— start of EXTRACTED MATERIAL —

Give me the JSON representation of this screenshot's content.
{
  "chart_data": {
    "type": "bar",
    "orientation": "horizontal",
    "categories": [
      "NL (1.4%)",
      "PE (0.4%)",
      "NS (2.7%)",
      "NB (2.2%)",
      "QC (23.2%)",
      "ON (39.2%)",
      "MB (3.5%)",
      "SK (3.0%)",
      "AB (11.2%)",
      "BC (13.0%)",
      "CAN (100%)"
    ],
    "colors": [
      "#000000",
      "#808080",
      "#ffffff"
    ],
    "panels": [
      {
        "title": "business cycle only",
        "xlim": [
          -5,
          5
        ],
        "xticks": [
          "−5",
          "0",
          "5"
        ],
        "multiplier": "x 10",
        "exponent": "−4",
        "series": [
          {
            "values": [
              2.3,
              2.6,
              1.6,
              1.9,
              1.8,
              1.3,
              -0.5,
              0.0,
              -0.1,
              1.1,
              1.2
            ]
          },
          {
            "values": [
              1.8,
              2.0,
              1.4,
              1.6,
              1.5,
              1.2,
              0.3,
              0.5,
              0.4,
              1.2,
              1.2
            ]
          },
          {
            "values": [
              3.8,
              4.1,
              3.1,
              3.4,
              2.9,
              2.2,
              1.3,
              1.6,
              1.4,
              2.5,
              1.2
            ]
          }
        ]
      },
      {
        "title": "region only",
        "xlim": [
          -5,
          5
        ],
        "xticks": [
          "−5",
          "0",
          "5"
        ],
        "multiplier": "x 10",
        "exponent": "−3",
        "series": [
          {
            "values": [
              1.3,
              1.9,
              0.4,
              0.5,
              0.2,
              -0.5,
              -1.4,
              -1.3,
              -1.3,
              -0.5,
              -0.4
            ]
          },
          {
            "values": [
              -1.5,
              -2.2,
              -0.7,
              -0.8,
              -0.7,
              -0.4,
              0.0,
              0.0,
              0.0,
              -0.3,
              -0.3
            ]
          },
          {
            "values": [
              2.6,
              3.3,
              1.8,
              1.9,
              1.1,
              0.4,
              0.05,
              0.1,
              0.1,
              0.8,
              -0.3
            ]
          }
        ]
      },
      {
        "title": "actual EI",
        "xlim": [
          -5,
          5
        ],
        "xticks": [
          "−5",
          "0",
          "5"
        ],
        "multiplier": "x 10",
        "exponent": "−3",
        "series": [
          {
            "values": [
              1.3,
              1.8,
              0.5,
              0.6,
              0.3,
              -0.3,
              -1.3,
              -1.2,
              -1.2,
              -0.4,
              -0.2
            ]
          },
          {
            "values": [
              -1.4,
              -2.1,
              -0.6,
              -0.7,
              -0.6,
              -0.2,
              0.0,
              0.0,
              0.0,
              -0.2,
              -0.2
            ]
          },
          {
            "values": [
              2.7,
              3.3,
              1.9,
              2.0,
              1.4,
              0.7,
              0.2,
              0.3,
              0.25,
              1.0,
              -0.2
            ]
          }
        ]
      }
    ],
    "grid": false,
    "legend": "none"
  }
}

— end of EXTRACTED MATERIAL —

:: DIRECTIVE ::
Extract every entry in the listing word for word.

:: SOLUTION TO THE PROBLEM ::
Give me the JSON representation of this screenshot's content.
{
  "chart_data": {
    "type": "bar",
    "orientation": "horizontal",
    "categories": [
      "NL (1.4%)",
      "PE (0.4%)",
      "NS (2.7%)",
      "NB (2.2%)",
      "QC (23.2%)",
      "ON (39.2%)",
      "MB (3.5%)",
      "SK (3.0%)",
      "AB (11.2%)",
      "BC (13.0%)",
      "CAN (100%)"
    ],
    "colors": [
      "#000000",
      "#808080",
      "#ffffff"
    ],
    "panels": [
      {
        "title": "business cycle only",
        "xlim": [
          -5,
          5
        ],
        "xticks": [
          "−5",
          "0",
          "5"
        ],
        "multiplier": "x 10",
        "exponent": "−4",
        "series": [
          {
            "values": [
              2.3,
              2.6,
              1.6,
              1.9,
              1.8,
              1.3,
              -0.5,
              0.0,
              -0.1,
              1.1,
              1.2
            ]
          },
          {
            "values": [
              1.8,
              2.0,
              1.4,
              1.6,
              1.5,
              1.2,
              0.3,
              0.5,
              0.4,
              1.2,
              1.2
            ]
          },
          {
            "values": [
              3.8,
              4.1,
              3.1,
              3.4,
              2.9,
              2.2,
              1.3,
              1.6,
              1.4,
              2.5,
              1.2
            ]
          }
        ]
      },
      {
        "title": "region only",
        "xlim": [
          -5,
          5
        ],
        "xticks": [
          "−5",
          "0",
          "5"
        ],
        "multiplier": "x 10",
        "exponent": "−3",
        "series": [
          {
            "values": [
              1.3,
              1.9,
              0.4,
              0.5,
              0.2,
              -0.5,
              -1.4,
              -1.3,
              -1.3,
              -0.5,
              -0.4
            ]
          },
          {
            "values": [
              -1.5,
              -2.2,
              -0.7,
              -0.8,
              -0.7,
              -0.4,
              0.0,
              0.0,
              0.0,
              -0.3,
              -0.3
            ]
          },
          {
            "values": [
              2.6,
              3.3,
              1.8,
              1.9,
              1.1,
              0.4,
              0.05,
              0.1,
              0.1,
              0.8,
              -0.3
            ]
          }
        ]
      },
      {
        "title": "actual EI",
        "xlim": [
          -5,
          5
        ],
        "xticks": [
          "−5",
          "0",
          "5"
        ],
        "multiplier": "x 10",
        "exponent": "−3",
        "series": [
          {
            "values": [
              1.3,
              1.8,
              0.5,
              0.6,
              0.3,
              -0.3,
              -1.3,
              -1.2,
              -1.2,
              -0.4,
              -0.2
            ]
          },
          {
            "values": [
              -1.4,
              -2.1,
              -0.6,
              -0.7,
              -0.6,
              -0.2,
              0.0,
              0.0,
              0.0,
              -0.2,
              -0.2
            ]
          },
          {
            "values": [
              2.7,
              3.3,
              1.9,
              2.0,
              1.4,
              0.7,
              0.2,
              0.3,
              0.25,
              1.0,
              -0.2
            ]
          }
        ]
      }
    ],
    "grid": false,
    "legend": "none"
  }
}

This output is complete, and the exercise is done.